Go through the entries below and print each one exactly, leaving out pictures.

+---+

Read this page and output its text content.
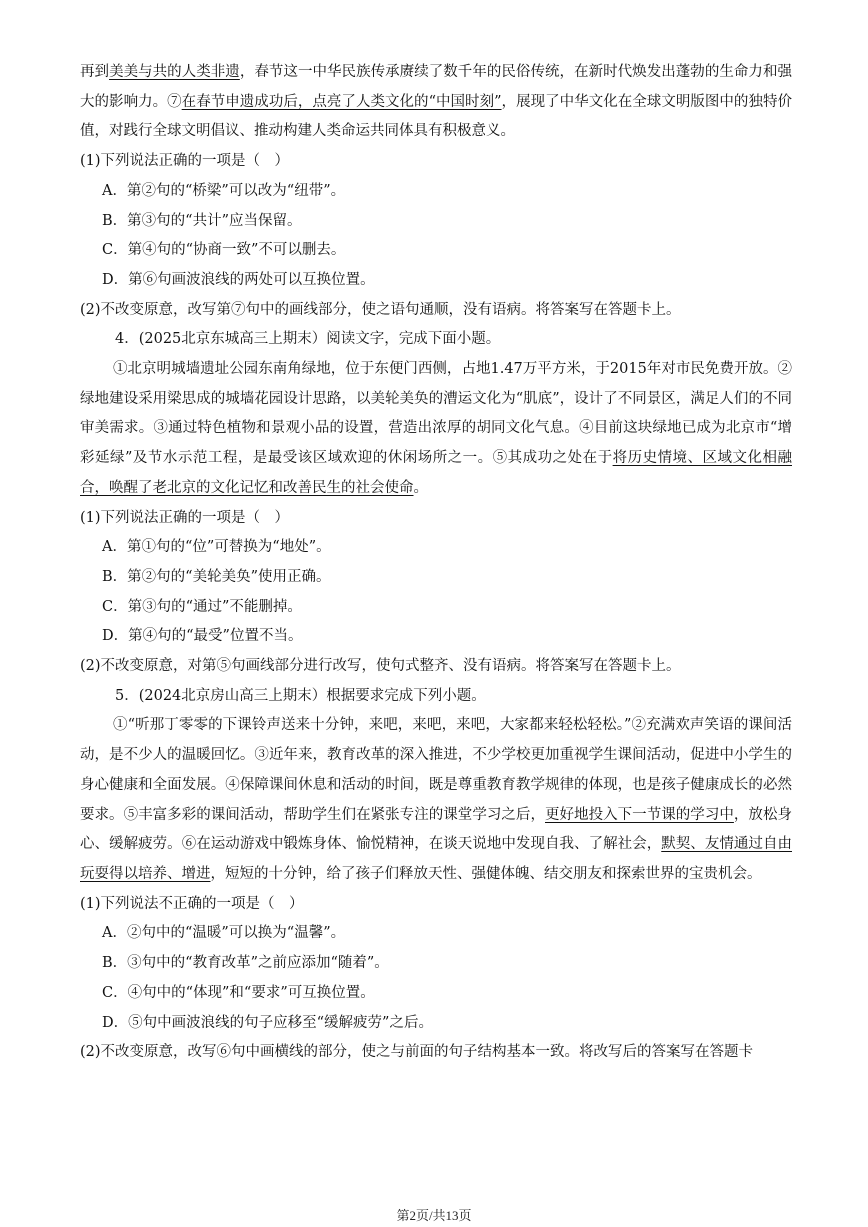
再到美美与共的人类非遗，春节这一中华民族传承赓续了数千年的民俗传统，在新时代焕发出蓬勃的生命力和强大的影响力。⑦在春节申遗成功后，点亮了人类文化的“中国时刻”，展现了中华文化在全球文明版图中的独特价值，对践行全球文明倡议、推动构建人类命运共同体具有积极意义。

(1)下列说法正确的一项是（　）

A．第②句的“桥梁”可以改为“纽带”。

B．第③句的“共计”应当保留。

C．第④句的“协商一致”不可以删去。

D．第⑥句画波浪线的两处可以互换位置。

(2)不改变原意，改写第⑦句中的画线部分，使之语句通顺，没有语病。将答案写在答题卡上。

4．(2025北京东城高三上期末）阅读文字，完成下面小题。

①北京明城墙遗址公园东南角绿地，位于东便门西侧，占地1.47万平方米，于2015年对市民免费开放。②绿地建设采用梁思成的城墙花园设计思路，以美轮美奂的漕运文化为“肌底”，设计了不同景区，满足人们的不同审美需求。③通过特色植物和景观小品的设置，营造出浓厚的胡同文化气息。④目前这块绿地已成为北京市“增彩延绿”及节水示范工程，是最受该区域欢迎的休闲场所之一。⑤其成功之处在于将历史情境、区域文化相融合，唤醒了老北京的文化记忆和改善民生的社会使命。

(1)下列说法正确的一项是（　）

A．第①句的“位”可替换为“地处”。

B．第②句的“美轮美奂”使用正确。

C．第③句的“通过”不能删掉。

D．第④句的“最受”位置不当。

(2)不改变原意，对第⑤句画线部分进行改写，使句式整齐、没有语病。将答案写在答题卡上。

5．(2024北京房山高三上期末）根据要求完成下列小题。

①“听那丁零零的下课铃声送来十分钟，来吧，来吧，来吧，大家都来轻松轻松。”②充满欢声笑语的课间活动，是不少人的温暖回忆。③近年来，教育改革的深入推进，不少学校更加重视学生课间活动，促进中小学生的身心健康和全面发展。④保障课间休息和活动的时间，既是尊重教育教学规律的体现，也是孩子健康成长的必然要求。⑤丰富多彩的课间活动，帮助学生们在紧张专注的课堂学习之后，更好地投入下一节课的学习中，放松身心、缓解疲劳。⑥在运动游戏中锻炼身体、愉悦精神，在谈天说地中发现自我、了解社会，默契、友情通过自由玩耍得以培养、增进，短短的十分钟，给了孩子们释放天性、强健体魄、结交朋友和探索世界的宝贵机会。

(1)下列说法不正确的一项是（　）

A．②句中的“温暖”可以换为“温馨”。

B．③句中的“教育改革”之前应添加“随着”。

C．④句中的“体现”和“要求”可互换位置。

D．⑤句中画波浪线的句子应移至“缓解疲劳”之后。

(2)不改变原意，改写⑥句中画横线的部分，使之与前面的句子结构基本一致。将改写后的答案写在答题卡

第2页/共13页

+---+

The completed task:
Read this page and output its text content.
再到美美与共的人类非遗，春节这一中华民族传承赓续了数千年的民俗传统，在新时代焕发出蓬勃的生命力和强大的影响力。⑦在春节申遗成功后，点亮了人类文化的“中国时刻”，展现了中华文化在全球文明版图中的独特价值，对践行全球文明倡议、推动构建人类命运共同体具有积极意义。

(1)下列说法正确的一项是（　）

A．第②句的“桥梁”可以改为“纽带”。

B．第③句的“共计”应当保留。

C．第④句的“协商一致”不可以删去。

D．第⑥句画波浪线的两处可以互换位置。

(2)不改变原意，改写第⑦句中的画线部分，使之语句通顺，没有语病。将答案写在答题卡上。

4．(2025北京东城高三上期末）阅读文字，完成下面小题。

①北京明城墙遗址公园东南角绿地，位于东便门西侧，占地1.47万平方米，于2015年对市民免费开放。②绿地建设采用梁思成的城墙花园设计思路，以美轮美奂的漕运文化为“肌底”，设计了不同景区，满足人们的不同审美需求。③通过特色植物和景观小品的设置，营造出浓厚的胡同文化气息。④目前这块绿地已成为北京市“增彩延绿”及节水示范工程，是最受该区域欢迎的休闲场所之一。⑤其成功之处在于将历史情境、区域文化相融合，唤醒了老北京的文化记忆和改善民生的社会使命。

(1)下列说法正确的一项是（　）

A．第①句的“位”可替换为“地处”。

B．第②句的“美轮美奂”使用正确。

C．第③句的“通过”不能删掉。

D．第④句的“最受”位置不当。

(2)不改变原意，对第⑤句画线部分进行改写，使句式整齐、没有语病。将答案写在答题卡上。

5．(2024北京房山高三上期末）根据要求完成下列小题。

①“听那丁零零的下课铃声送来十分钟，来吧，来吧，来吧，大家都来轻松轻松。”②充满欢声笑语的课间活动，是不少人的温暖回忆。③近年来，教育改革的深入推进，不少学校更加重视学生课间活动，促进中小学生的身心健康和全面发展。④保障课间休息和活动的时间，既是尊重教育教学规律的体现，也是孩子健康成长的必然要求。⑤丰富多彩的课间活动，帮助学生们在紧张专注的课堂学习之后，更好地投入下一节课的学习中，放松身心、缓解疲劳。⑥在运动游戏中锻炼身体、愉悦精神，在谈天说地中发现自我、了解社会，默契、友情通过自由玩耍得以培养、增进，短短的十分钟，给了孩子们释放天性、强健体魄、结交朋友和探索世界的宝贵机会。

(1)下列说法不正确的一项是（　）

A．②句中的“温暖”可以换为“温馨”。

B．③句中的“教育改革”之前应添加“随着”。

C．④句中的“体现”和“要求”可互换位置。

D．⑤句中画波浪线的句子应移至“缓解疲劳”之后。

(2)不改变原意，改写⑥句中画横线的部分，使之与前面的句子结构基本一致。将改写后的答案写在答题卡

第2页/共13页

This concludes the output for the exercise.